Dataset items

- - - - - - -

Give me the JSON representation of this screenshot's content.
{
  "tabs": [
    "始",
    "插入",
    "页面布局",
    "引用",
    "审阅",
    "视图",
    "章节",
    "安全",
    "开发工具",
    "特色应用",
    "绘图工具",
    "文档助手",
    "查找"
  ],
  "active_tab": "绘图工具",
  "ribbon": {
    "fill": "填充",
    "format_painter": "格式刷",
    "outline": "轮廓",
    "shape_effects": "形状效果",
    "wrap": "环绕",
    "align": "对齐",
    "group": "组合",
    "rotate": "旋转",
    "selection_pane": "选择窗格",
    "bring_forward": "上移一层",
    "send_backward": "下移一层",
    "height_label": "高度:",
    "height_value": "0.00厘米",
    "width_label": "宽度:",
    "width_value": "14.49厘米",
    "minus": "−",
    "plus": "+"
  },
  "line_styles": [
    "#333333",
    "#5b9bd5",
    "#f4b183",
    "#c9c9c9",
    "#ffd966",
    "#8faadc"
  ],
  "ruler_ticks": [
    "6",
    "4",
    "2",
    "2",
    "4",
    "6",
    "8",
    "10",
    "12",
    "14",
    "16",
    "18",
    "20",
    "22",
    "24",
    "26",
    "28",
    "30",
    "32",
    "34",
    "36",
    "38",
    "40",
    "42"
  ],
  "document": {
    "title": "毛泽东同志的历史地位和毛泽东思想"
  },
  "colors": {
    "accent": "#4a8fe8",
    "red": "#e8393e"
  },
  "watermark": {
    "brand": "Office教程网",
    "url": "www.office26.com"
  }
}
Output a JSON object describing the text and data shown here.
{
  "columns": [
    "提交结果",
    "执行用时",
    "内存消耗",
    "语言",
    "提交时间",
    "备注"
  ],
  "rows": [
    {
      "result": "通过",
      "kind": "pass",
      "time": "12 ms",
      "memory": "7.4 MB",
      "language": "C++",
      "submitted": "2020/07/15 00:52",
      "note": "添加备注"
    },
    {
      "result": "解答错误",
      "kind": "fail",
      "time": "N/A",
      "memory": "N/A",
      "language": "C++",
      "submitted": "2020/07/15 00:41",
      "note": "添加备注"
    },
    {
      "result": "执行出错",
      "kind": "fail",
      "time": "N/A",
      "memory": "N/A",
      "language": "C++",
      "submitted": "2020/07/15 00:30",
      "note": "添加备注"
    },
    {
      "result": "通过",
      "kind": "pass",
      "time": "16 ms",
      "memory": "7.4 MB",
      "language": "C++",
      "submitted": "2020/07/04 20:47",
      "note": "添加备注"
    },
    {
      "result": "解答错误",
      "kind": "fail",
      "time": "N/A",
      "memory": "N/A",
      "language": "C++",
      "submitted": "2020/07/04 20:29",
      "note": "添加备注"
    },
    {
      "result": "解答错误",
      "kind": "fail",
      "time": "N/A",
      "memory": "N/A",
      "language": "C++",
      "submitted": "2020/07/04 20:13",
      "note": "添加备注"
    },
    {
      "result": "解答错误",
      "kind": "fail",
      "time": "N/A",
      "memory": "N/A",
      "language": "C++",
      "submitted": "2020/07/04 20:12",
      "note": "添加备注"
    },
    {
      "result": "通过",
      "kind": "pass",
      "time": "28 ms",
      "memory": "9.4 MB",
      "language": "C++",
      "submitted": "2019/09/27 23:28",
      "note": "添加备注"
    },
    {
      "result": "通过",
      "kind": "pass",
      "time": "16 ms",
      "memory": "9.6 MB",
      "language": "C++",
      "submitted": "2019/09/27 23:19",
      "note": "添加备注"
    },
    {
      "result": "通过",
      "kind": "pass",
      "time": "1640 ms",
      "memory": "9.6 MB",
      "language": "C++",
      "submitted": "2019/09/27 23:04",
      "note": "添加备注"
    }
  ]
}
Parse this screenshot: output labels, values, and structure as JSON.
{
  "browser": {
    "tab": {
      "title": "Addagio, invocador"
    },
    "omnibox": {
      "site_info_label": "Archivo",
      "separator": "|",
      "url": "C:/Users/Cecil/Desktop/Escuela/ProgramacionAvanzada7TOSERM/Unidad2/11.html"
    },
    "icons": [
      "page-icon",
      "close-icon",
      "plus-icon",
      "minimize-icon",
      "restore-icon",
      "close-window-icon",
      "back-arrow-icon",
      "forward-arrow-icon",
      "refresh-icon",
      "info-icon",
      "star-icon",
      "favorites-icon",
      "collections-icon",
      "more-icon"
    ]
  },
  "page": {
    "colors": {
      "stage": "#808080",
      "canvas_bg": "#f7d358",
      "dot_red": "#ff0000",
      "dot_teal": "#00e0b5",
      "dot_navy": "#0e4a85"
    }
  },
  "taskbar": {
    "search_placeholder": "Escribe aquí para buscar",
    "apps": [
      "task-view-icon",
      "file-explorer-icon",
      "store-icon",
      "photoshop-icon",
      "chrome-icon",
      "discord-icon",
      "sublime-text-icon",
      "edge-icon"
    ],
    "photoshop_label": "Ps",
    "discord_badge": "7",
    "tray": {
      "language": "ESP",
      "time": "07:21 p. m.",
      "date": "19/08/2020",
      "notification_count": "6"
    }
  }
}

- - - - - - -

Short exercise: Reproduce the records word for word.

Written response:
Give me the JSON representation of this screenshot's content.
{
  "tabs": [
    "始",
    "插入",
    "页面布局",
    "引用",
    "审阅",
    "视图",
    "章节",
    "安全",
    "开发工具",
    "特色应用",
    "绘图工具",
    "文档助手",
    "查找"
  ],
  "active_tab": "绘图工具",
  "ribbon": {
    "fill": "填充",
    "format_painter": "格式刷",
    "outline": "轮廓",
    "shape_effects": "形状效果",
    "wrap": "环绕",
    "align": "对齐",
    "group": "组合",
    "rotate": "旋转",
    "selection_pane": "选择窗格",
    "bring_forward": "上移一层",
    "send_backward": "下移一层",
    "height_label": "高度:",
    "height_value": "0.00厘米",
    "width_label": "宽度:",
    "width_value": "14.49厘米",
    "minus": "−",
    "plus": "+"
  },
  "line_styles": [
    "#333333",
    "#5b9bd5",
    "#f4b183",
    "#c9c9c9",
    "#ffd966",
    "#8faadc"
  ],
  "ruler_ticks": [
    "6",
    "4",
    "2",
    "2",
    "4",
    "6",
    "8",
    "10",
    "12",
    "14",
    "16",
    "18",
    "20",
    "22",
    "24",
    "26",
    "28",
    "30",
    "32",
    "34",
    "36",
    "38",
    "40",
    "42"
  ],
  "document": {
    "title": "毛泽东同志的历史地位和毛泽东思想"
  },
  "colors": {
    "accent": "#4a8fe8",
    "red": "#e8393e"
  },
  "watermark": {
    "brand": "Office教程网",
    "url": "www.office26.com"
  }
}
Output a JSON object describing the text and data shown here.
{
  "columns": [
    "提交结果",
    "执行用时",
    "内存消耗",
    "语言",
    "提交时间",
    "备注"
  ],
  "rows": [
    {
      "result": "通过",
      "kind": "pass",
      "time": "12 ms",
      "memory": "7.4 MB",
      "language": "C++",
      "submitted": "2020/07/15 00:52",
      "note": "添加备注"
    },
    {
      "result": "解答错误",
      "kind": "fail",
      "time": "N/A",
      "memory": "N/A",
      "language": "C++",
      "submitted": "2020/07/15 00:41",
      "note": "添加备注"
    },
    {
      "result": "执行出错",
      "kind": "fail",
      "time": "N/A",
      "memory": "N/A",
      "language": "C++",
      "submitted": "2020/07/15 00:30",
      "note": "添加备注"
    },
    {
      "result": "通过",
      "kind": "pass",
      "time": "16 ms",
      "memory": "7.4 MB",
      "language": "C++",
      "submitted": "2020/07/04 20:47",
      "note": "添加备注"
    },
    {
      "result": "解答错误",
      "kind": "fail",
      "time": "N/A",
      "memory": "N/A",
      "language": "C++",
      "submitted": "2020/07/04 20:29",
      "note": "添加备注"
    },
    {
      "result": "解答错误",
      "kind": "fail",
      "time": "N/A",
      "memory": "N/A",
      "language": "C++",
      "submitted": "2020/07/04 20:13",
      "note": "添加备注"
    },
    {
      "result": "解答错误",
      "kind": "fail",
      "time": "N/A",
      "memory": "N/A",
      "language": "C++",
      "submitted": "2020/07/04 20:12",
      "note": "添加备注"
    },
    {
      "result": "通过",
      "kind": "pass",
      "time": "28 ms",
      "memory": "9.4 MB",
      "language": "C++",
      "submitted": "2019/09/27 23:28",
      "note": "添加备注"
    },
    {
      "result": "通过",
      "kind": "pass",
      "time": "16 ms",
      "memory": "9.6 MB",
      "language": "C++",
      "submitted": "2019/09/27 23:19",
      "note": "添加备注"
    },
    {
      "result": "通过",
      "kind": "pass",
      "time": "1640 ms",
      "memory": "9.6 MB",
      "language": "C++",
      "submitted": "2019/09/27 23:04",
      "note": "添加备注"
    }
  ]
}
Parse this screenshot: output labels, values, and structure as JSON.
{
  "browser": {
    "tab": {
      "title": "Addagio, invocador"
    },
    "omnibox": {
      "site_info_label": "Archivo",
      "separator": "|",
      "url": "C:/Users/Cecil/Desktop/Escuela/ProgramacionAvanzada7TOSERM/Unidad2/11.html"
    },
    "icons": [
      "page-icon",
      "close-icon",
      "plus-icon",
      "minimize-icon",
      "restore-icon",
      "close-window-icon",
      "back-arrow-icon",
      "forward-arrow-icon",
      "refresh-icon",
      "info-icon",
      "star-icon",
      "favorites-icon",
      "collections-icon",
      "more-icon"
    ]
  },
  "page": {
    "colors": {
      "stage": "#808080",
      "canvas_bg": "#f7d358",
      "dot_red": "#ff0000",
      "dot_teal": "#00e0b5",
      "dot_navy": "#0e4a85"
    }
  },
  "taskbar": {
    "search_placeholder": "Escribe aquí para buscar",
    "apps": [
      "task-view-icon",
      "file-explorer-icon",
      "store-icon",
      "photoshop-icon",
      "chrome-icon",
      "discord-icon",
      "sublime-text-icon",
      "edge-icon"
    ],
    "photoshop_label": "Ps",
    "discord_badge": "7",
    "tray": {
      "language": "ESP",
      "time": "07:21 p. m.",
      "date": "19/08/2020",
      "notification_count": "6"
    }
  }
}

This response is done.